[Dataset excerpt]
— Start —
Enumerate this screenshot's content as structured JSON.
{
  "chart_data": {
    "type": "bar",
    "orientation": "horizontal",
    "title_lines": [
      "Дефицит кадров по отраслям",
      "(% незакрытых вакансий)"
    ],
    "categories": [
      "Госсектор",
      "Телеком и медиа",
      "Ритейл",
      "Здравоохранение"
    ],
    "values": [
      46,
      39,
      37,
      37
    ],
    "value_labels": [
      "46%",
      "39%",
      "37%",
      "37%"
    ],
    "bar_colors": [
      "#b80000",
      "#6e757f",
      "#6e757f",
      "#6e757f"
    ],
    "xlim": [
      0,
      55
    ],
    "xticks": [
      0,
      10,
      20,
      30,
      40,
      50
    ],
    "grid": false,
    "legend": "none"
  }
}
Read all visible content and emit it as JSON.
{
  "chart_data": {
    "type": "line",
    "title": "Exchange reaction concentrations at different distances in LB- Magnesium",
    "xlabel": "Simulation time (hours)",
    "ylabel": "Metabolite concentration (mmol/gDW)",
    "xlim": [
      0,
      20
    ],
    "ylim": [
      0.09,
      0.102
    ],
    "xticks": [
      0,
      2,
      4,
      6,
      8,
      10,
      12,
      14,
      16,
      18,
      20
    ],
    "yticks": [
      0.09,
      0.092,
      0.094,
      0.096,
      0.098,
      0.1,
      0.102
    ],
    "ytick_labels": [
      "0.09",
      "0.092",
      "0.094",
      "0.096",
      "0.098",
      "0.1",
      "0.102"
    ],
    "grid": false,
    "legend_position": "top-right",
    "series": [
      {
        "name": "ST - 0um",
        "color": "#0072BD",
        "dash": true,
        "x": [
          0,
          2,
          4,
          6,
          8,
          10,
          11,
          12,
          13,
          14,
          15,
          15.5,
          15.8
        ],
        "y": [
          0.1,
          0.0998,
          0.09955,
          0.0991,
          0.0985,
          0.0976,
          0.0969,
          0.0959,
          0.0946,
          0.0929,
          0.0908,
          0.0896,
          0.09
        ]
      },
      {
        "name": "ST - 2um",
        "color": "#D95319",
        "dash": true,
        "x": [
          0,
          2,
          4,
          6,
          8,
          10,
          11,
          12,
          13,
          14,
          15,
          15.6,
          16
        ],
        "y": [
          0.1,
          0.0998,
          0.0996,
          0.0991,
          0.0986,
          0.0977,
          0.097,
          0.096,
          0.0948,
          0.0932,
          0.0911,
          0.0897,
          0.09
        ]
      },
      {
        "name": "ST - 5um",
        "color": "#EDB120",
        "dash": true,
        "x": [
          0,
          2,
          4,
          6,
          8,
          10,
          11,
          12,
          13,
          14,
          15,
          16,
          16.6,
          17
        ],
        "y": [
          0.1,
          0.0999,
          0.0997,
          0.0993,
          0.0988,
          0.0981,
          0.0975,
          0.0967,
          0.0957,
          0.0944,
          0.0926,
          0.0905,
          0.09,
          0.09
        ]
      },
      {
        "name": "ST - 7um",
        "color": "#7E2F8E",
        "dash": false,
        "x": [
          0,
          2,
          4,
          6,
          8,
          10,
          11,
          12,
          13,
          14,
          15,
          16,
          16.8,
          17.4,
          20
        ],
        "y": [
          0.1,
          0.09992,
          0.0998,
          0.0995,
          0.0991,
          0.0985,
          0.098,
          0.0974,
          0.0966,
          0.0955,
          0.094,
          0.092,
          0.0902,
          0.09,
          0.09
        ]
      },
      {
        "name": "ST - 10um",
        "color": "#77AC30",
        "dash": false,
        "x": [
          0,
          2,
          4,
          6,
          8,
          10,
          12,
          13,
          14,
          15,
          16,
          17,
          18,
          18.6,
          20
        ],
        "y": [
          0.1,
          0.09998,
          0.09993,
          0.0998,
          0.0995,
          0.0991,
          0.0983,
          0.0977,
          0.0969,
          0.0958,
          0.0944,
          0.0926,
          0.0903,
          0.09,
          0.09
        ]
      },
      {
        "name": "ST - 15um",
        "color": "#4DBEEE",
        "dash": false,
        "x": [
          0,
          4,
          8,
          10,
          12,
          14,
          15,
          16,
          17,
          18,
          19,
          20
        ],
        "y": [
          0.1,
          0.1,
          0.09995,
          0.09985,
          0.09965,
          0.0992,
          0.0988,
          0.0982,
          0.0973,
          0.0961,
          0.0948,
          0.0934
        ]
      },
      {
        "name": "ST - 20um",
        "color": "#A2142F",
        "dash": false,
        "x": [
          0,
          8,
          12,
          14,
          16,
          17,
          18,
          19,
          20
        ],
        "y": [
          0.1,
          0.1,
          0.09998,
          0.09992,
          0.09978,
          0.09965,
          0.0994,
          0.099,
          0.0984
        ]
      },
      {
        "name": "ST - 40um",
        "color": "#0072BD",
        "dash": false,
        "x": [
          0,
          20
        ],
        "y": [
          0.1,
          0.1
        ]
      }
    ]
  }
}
— End —
_WHAT IS ASKED:_ Each line that contains the string "name" counts once; say how many there are and nothing else.

_THE ANSWER:_ 8